Exercise directions: Restate word for word the lines from the one containing "Extract all readable text from this page." through the end of the listing below, with both ends included.

Material supplied:

start

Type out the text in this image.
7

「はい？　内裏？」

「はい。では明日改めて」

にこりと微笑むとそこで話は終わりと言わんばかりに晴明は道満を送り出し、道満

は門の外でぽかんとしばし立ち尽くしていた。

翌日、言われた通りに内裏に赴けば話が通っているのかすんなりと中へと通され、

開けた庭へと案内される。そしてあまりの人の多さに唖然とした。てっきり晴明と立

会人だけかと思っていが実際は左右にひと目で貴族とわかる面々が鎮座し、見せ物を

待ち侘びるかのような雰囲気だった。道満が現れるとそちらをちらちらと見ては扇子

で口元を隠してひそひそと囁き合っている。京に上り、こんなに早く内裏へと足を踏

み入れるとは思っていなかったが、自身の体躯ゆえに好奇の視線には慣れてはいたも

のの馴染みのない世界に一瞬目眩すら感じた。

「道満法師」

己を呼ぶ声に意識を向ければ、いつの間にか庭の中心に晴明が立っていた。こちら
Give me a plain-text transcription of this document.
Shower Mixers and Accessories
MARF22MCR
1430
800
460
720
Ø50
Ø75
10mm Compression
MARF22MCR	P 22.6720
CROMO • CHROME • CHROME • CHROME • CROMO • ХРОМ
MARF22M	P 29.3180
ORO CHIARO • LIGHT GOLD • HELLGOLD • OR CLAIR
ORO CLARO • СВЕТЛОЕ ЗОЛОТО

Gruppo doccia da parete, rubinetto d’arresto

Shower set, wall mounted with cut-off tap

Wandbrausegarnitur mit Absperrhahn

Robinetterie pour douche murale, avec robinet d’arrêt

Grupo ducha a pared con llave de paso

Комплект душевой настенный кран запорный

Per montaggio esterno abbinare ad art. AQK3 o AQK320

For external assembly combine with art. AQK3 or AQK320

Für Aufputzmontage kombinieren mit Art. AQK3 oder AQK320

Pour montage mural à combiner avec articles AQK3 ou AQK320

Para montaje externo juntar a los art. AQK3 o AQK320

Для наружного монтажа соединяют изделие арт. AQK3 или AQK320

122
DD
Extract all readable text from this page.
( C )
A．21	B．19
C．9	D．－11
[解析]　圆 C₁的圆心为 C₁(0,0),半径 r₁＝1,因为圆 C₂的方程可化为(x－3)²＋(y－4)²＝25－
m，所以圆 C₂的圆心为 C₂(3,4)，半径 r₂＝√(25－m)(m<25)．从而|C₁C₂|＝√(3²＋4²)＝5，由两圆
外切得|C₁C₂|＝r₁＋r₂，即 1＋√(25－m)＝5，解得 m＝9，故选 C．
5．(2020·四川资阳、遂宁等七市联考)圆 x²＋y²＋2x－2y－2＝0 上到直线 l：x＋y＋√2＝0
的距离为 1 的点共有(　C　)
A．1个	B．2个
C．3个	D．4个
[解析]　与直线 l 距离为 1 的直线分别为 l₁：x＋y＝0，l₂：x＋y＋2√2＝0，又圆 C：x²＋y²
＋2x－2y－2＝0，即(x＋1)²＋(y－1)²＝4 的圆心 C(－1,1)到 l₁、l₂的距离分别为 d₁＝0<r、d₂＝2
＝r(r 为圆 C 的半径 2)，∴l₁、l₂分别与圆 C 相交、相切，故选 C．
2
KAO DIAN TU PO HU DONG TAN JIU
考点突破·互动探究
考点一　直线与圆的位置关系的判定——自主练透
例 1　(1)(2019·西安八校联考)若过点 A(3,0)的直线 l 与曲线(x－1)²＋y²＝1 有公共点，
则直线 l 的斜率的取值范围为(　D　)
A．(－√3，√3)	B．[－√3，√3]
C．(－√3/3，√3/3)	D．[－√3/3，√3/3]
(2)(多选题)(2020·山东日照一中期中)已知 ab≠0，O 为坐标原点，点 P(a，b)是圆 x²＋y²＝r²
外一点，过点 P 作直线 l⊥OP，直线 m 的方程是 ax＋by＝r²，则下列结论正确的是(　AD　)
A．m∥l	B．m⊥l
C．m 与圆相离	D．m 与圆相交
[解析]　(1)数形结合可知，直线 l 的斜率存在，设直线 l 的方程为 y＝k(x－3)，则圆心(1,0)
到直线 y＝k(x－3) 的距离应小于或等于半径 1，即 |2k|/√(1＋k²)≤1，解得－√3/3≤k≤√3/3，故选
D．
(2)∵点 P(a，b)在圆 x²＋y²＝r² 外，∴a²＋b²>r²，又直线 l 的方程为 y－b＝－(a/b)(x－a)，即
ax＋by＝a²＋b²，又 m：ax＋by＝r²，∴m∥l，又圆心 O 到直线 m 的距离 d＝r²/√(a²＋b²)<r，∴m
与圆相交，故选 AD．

end

Solution to this problem:
Extract all readable text from this page.
( C )
A．21	B．19
C．9	D．－11
[解析]　圆 C₁的圆心为 C₁(0,0),半径 r₁＝1,因为圆 C₂的方程可化为(x－3)²＋(y－4)²＝25－
m，所以圆 C₂的圆心为 C₂(3,4)，半径 r₂＝√(25－m)(m<25)．从而|C₁C₂|＝√(3²＋4²)＝5，由两圆
外切得|C₁C₂|＝r₁＋r₂，即 1＋√(25－m)＝5，解得 m＝9，故选 C．
5．(2020·四川资阳、遂宁等七市联考)圆 x²＋y²＋2x－2y－2＝0 上到直线 l：x＋y＋√2＝0
的距离为 1 的点共有(　C　)
A．1个	B．2个
C．3个	D．4个
[解析]　与直线 l 距离为 1 的直线分别为 l₁：x＋y＝0，l₂：x＋y＋2√2＝0，又圆 C：x²＋y²
＋2x－2y－2＝0，即(x＋1)²＋(y－1)²＝4 的圆心 C(－1,1)到 l₁、l₂的距离分别为 d₁＝0<r、d₂＝2
＝r(r 为圆 C 的半径 2)，∴l₁、l₂分别与圆 C 相交、相切，故选 C．
2
KAO DIAN TU PO HU DONG TAN JIU
考点突破·互动探究
考点一　直线与圆的位置关系的判定——自主练透
例 1　(1)(2019·西安八校联考)若过点 A(3,0)的直线 l 与曲线(x－1)²＋y²＝1 有公共点，
则直线 l 的斜率的取值范围为(　D　)
A．(－√3，√3)	B．[－√3，√3]
C．(－√3/3，√3/3)	D．[－√3/3，√3/3]
(2)(多选题)(2020·山东日照一中期中)已知 ab≠0，O 为坐标原点，点 P(a，b)是圆 x²＋y²＝r²
外一点，过点 P 作直线 l⊥OP，直线 m 的方程是 ax＋by＝r²，则下列结论正确的是(　AD　)
A．m∥l	B．m⊥l
C．m 与圆相离	D．m 与圆相交
[解析]　(1)数形结合可知，直线 l 的斜率存在，设直线 l 的方程为 y＝k(x－3)，则圆心(1,0)
到直线 y＝k(x－3) 的距离应小于或等于半径 1，即 |2k|/√(1＋k²)≤1，解得－√3/3≤k≤√3/3，故选
D．
(2)∵点 P(a，b)在圆 x²＋y²＝r² 外，∴a²＋b²>r²，又直线 l 的方程为 y－b＝－(a/b)(x－a)，即
ax＋by＝a²＋b²，又 m：ax＋by＝r²，∴m∥l，又圆心 O 到直线 m 的距离 d＝r²/√(a²＋b²)<r，∴m
与圆相交，故选 AD．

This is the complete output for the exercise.